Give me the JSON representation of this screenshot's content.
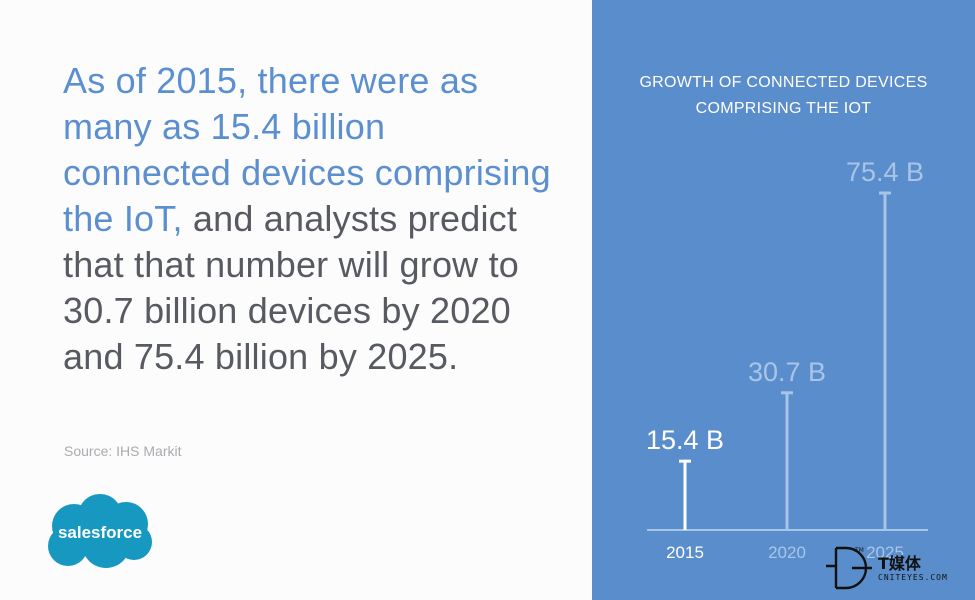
{
  "headline": {
    "highlight": "As of 2015, there were as many as 15.4 billion connected devices comprising the IoT,",
    "rest": " and analysts predict that that number will grow to 30.7 billion devices by 2020 and 75.4 billion by 2025."
  },
  "source": "Source: IHS Markit",
  "logo": {
    "text": "salesforce",
    "color": "#1798c1"
  },
  "watermark": {
    "main": "T媒体",
    "sub": "CNITEYES.COM"
  },
  "colors": {
    "panel": "#5a8dcb",
    "headline_blue": "#5b8fcf",
    "headline_gray": "#575a60",
    "bar_active": "#ffffff",
    "bar_inactive": "#a9c5e6"
  },
  "chart_data": {
    "type": "bar",
    "title_line1": "GROWTH OF CONNECTED DEVICES",
    "title_line2": "COMPRISING THE IOT",
    "categories": [
      "2015",
      "2020",
      "2025"
    ],
    "values": [
      15.4,
      30.7,
      75.4
    ],
    "value_labels": [
      "15.4 B",
      "30.7 B",
      "75.4 B"
    ],
    "unit": "B",
    "highlight_index": 0,
    "ylim": [
      0,
      75.4
    ],
    "grid": false,
    "legend": "none"
  }
}
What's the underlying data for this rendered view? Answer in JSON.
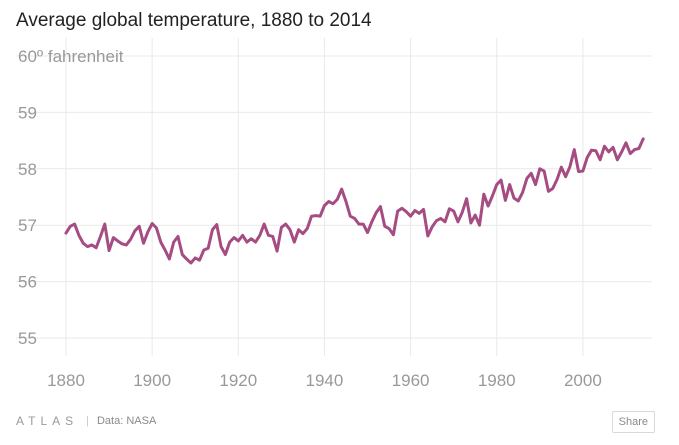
{
  "chart_data": {
    "type": "line",
    "title": "Average global temperature, 1880 to 2014",
    "ylabel": "fahrenheit",
    "y_top_label": "60º fahrenheit",
    "ylim": [
      55,
      60
    ],
    "xlim": [
      1880,
      2015
    ],
    "y_ticks": [
      55,
      56,
      57,
      58,
      59,
      60
    ],
    "y_tick_labels": [
      "55",
      "56",
      "57",
      "58",
      "59",
      "60º fahrenheit"
    ],
    "x_ticks": [
      1880,
      1900,
      1920,
      1940,
      1960,
      1980,
      2000
    ],
    "x_tick_labels": [
      "1880",
      "1900",
      "1920",
      "1940",
      "1960",
      "1980",
      "2000"
    ],
    "grid": true,
    "series": [
      {
        "name": "Average global temperature",
        "color": "#a54c83",
        "x": [
          1880,
          1881,
          1882,
          1883,
          1884,
          1885,
          1886,
          1887,
          1888,
          1889,
          1890,
          1891,
          1892,
          1893,
          1894,
          1895,
          1896,
          1897,
          1898,
          1899,
          1900,
          1901,
          1902,
          1903,
          1904,
          1905,
          1906,
          1907,
          1908,
          1909,
          1910,
          1911,
          1912,
          1913,
          1914,
          1915,
          1916,
          1917,
          1918,
          1919,
          1920,
          1921,
          1922,
          1923,
          1924,
          1925,
          1926,
          1927,
          1928,
          1929,
          1930,
          1931,
          1932,
          1933,
          1934,
          1935,
          1936,
          1937,
          1938,
          1939,
          1940,
          1941,
          1942,
          1943,
          1944,
          1945,
          1946,
          1947,
          1948,
          1949,
          1950,
          1951,
          1952,
          1953,
          1954,
          1955,
          1956,
          1957,
          1958,
          1959,
          1960,
          1961,
          1962,
          1963,
          1964,
          1965,
          1966,
          1967,
          1968,
          1969,
          1970,
          1971,
          1972,
          1973,
          1974,
          1975,
          1976,
          1977,
          1978,
          1979,
          1980,
          1981,
          1982,
          1983,
          1984,
          1985,
          1986,
          1987,
          1988,
          1989,
          1990,
          1991,
          1992,
          1993,
          1994,
          1995,
          1996,
          1997,
          1998,
          1999,
          2000,
          2001,
          2002,
          2003,
          2004,
          2005,
          2006,
          2007,
          2008,
          2009,
          2010,
          2011,
          2012,
          2013,
          2014
        ],
        "values": [
          56.86,
          56.98,
          57.02,
          56.82,
          56.68,
          56.62,
          56.65,
          56.6,
          56.8,
          57.02,
          56.55,
          56.78,
          56.72,
          56.67,
          56.65,
          56.75,
          56.9,
          56.98,
          56.68,
          56.88,
          57.03,
          56.95,
          56.7,
          56.56,
          56.4,
          56.7,
          56.8,
          56.48,
          56.4,
          56.33,
          56.42,
          56.38,
          56.56,
          56.59,
          56.92,
          57.01,
          56.62,
          56.48,
          56.7,
          56.78,
          56.72,
          56.82,
          56.7,
          56.76,
          56.7,
          56.82,
          57.02,
          56.82,
          56.8,
          56.54,
          56.96,
          57.02,
          56.92,
          56.7,
          56.92,
          56.85,
          56.94,
          57.16,
          57.17,
          57.16,
          57.35,
          57.42,
          57.38,
          57.46,
          57.64,
          57.42,
          57.16,
          57.12,
          57.02,
          57.02,
          56.87,
          57.06,
          57.22,
          57.33,
          56.98,
          56.94,
          56.83,
          57.25,
          57.3,
          57.24,
          57.16,
          57.26,
          57.21,
          57.28,
          56.81,
          56.97,
          57.08,
          57.12,
          57.06,
          57.29,
          57.25,
          57.06,
          57.23,
          57.47,
          57.04,
          57.18,
          57.0,
          57.55,
          57.34,
          57.52,
          57.72,
          57.8,
          57.44,
          57.72,
          57.48,
          57.43,
          57.58,
          57.83,
          57.92,
          57.72,
          58.0,
          57.96,
          57.6,
          57.65,
          57.81,
          58.03,
          57.86,
          58.04,
          58.34,
          57.95,
          57.96,
          58.2,
          58.33,
          58.32,
          58.16,
          58.4,
          58.3,
          58.38,
          58.16,
          58.3,
          58.46,
          58.27,
          58.34,
          58.36,
          58.53
        ]
      }
    ]
  },
  "footer": {
    "brand": "ATLAS",
    "separator": "|",
    "source": "Data:  NASA",
    "share_label": "Share"
  }
}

_Exercise brief_
Repeat each record exactly, with the pictures left out.

_Exercise result_
Give me the JSON representation of this screenshot's content.
{
  "headline": {
    "highlight": "As of 2015, there were as many as 15.4 billion connected devices comprising the IoT,",
    "rest": " and analysts predict that that number will grow to 30.7 billion devices by 2020 and 75.4 billion by 2025."
  },
  "source": "Source: IHS Markit",
  "logo": {
    "text": "salesforce",
    "color": "#1798c1"
  },
  "watermark": {
    "main": "T媒体",
    "sub": "CNITEYES.COM"
  },
  "colors": {
    "panel": "#5a8dcb",
    "headline_blue": "#5b8fcf",
    "headline_gray": "#575a60",
    "bar_active": "#ffffff",
    "bar_inactive": "#a9c5e6"
  },
  "chart_data": {
    "type": "bar",
    "title_line1": "GROWTH OF CONNECTED DEVICES",
    "title_line2": "COMPRISING THE IOT",
    "categories": [
      "2015",
      "2020",
      "2025"
    ],
    "values": [
      15.4,
      30.7,
      75.4
    ],
    "value_labels": [
      "15.4 B",
      "30.7 B",
      "75.4 B"
    ],
    "unit": "B",
    "highlight_index": 0,
    "ylim": [
      0,
      75.4
    ],
    "grid": false,
    "legend": "none"
  }
}
What's the underlying data for this rendered view? Answer in JSON.
{
  "chart_data": {
    "type": "line",
    "title": "Average global temperature, 1880 to 2014",
    "ylabel": "fahrenheit",
    "y_top_label": "60º fahrenheit",
    "ylim": [
      55,
      60
    ],
    "xlim": [
      1880,
      2015
    ],
    "y_ticks": [
      55,
      56,
      57,
      58,
      59,
      60
    ],
    "y_tick_labels": [
      "55",
      "56",
      "57",
      "58",
      "59",
      "60º fahrenheit"
    ],
    "x_ticks": [
      1880,
      1900,
      1920,
      1940,
      1960,
      1980,
      2000
    ],
    "x_tick_labels": [
      "1880",
      "1900",
      "1920",
      "1940",
      "1960",
      "1980",
      "2000"
    ],
    "grid": true,
    "series": [
      {
        "name": "Average global temperature",
        "color": "#a54c83",
        "x": [
          1880,
          1881,
          1882,
          1883,
          1884,
          1885,
          1886,
          1887,
          1888,
          1889,
          1890,
          1891,
          1892,
          1893,
          1894,
          1895,
          1896,
          1897,
          1898,
          1899,
          1900,
          1901,
          1902,
          1903,
          1904,
          1905,
          1906,
          1907,
          1908,
          1909,
          1910,
          1911,
          1912,
          1913,
          1914,
          1915,
          1916,
          1917,
          1918,
          1919,
          1920,
          1921,
          1922,
          1923,
          1924,
          1925,
          1926,
          1927,
          1928,
          1929,
          1930,
          1931,
          1932,
          1933,
          1934,
          1935,
          1936,
          1937,
          1938,
          1939,
          1940,
          1941,
          1942,
          1943,
          1944,
          1945,
          1946,
          1947,
          1948,
          1949,
          1950,
          1951,
          1952,
          1953,
          1954,
          1955,
          1956,
          1957,
          1958,
          1959,
          1960,
          1961,
          1962,
          1963,
          1964,
          1965,
          1966,
          1967,
          1968,
          1969,
          1970,
          1971,
          1972,
          1973,
          1974,
          1975,
          1976,
          1977,
          1978,
          1979,
          1980,
          1981,
          1982,
          1983,
          1984,
          1985,
          1986,
          1987,
          1988,
          1989,
          1990,
          1991,
          1992,
          1993,
          1994,
          1995,
          1996,
          1997,
          1998,
          1999,
          2000,
          2001,
          2002,
          2003,
          2004,
          2005,
          2006,
          2007,
          2008,
          2009,
          2010,
          2011,
          2012,
          2013,
          2014
        ],
        "values": [
          56.86,
          56.98,
          57.02,
          56.82,
          56.68,
          56.62,
          56.65,
          56.6,
          56.8,
          57.02,
          56.55,
          56.78,
          56.72,
          56.67,
          56.65,
          56.75,
          56.9,
          56.98,
          56.68,
          56.88,
          57.03,
          56.95,
          56.7,
          56.56,
          56.4,
          56.7,
          56.8,
          56.48,
          56.4,
          56.33,
          56.42,
          56.38,
          56.56,
          56.59,
          56.92,
          57.01,
          56.62,
          56.48,
          56.7,
          56.78,
          56.72,
          56.82,
          56.7,
          56.76,
          56.7,
          56.82,
          57.02,
          56.82,
          56.8,
          56.54,
          56.96,
          57.02,
          56.92,
          56.7,
          56.92,
          56.85,
          56.94,
          57.16,
          57.17,
          57.16,
          57.35,
          57.42,
          57.38,
          57.46,
          57.64,
          57.42,
          57.16,
          57.12,
          57.02,
          57.02,
          56.87,
          57.06,
          57.22,
          57.33,
          56.98,
          56.94,
          56.83,
          57.25,
          57.3,
          57.24,
          57.16,
          57.26,
          57.21,
          57.28,
          56.81,
          56.97,
          57.08,
          57.12,
          57.06,
          57.29,
          57.25,
          57.06,
          57.23,
          57.47,
          57.04,
          57.18,
          57.0,
          57.55,
          57.34,
          57.52,
          57.72,
          57.8,
          57.44,
          57.72,
          57.48,
          57.43,
          57.58,
          57.83,
          57.92,
          57.72,
          58.0,
          57.96,
          57.6,
          57.65,
          57.81,
          58.03,
          57.86,
          58.04,
          58.34,
          57.95,
          57.96,
          58.2,
          58.33,
          58.32,
          58.16,
          58.4,
          58.3,
          58.38,
          58.16,
          58.3,
          58.46,
          58.27,
          58.34,
          58.36,
          58.53
        ]
      }
    ]
  },
  "footer": {
    "brand": "ATLAS",
    "separator": "|",
    "source": "Data:  NASA",
    "share_label": "Share"
  }
}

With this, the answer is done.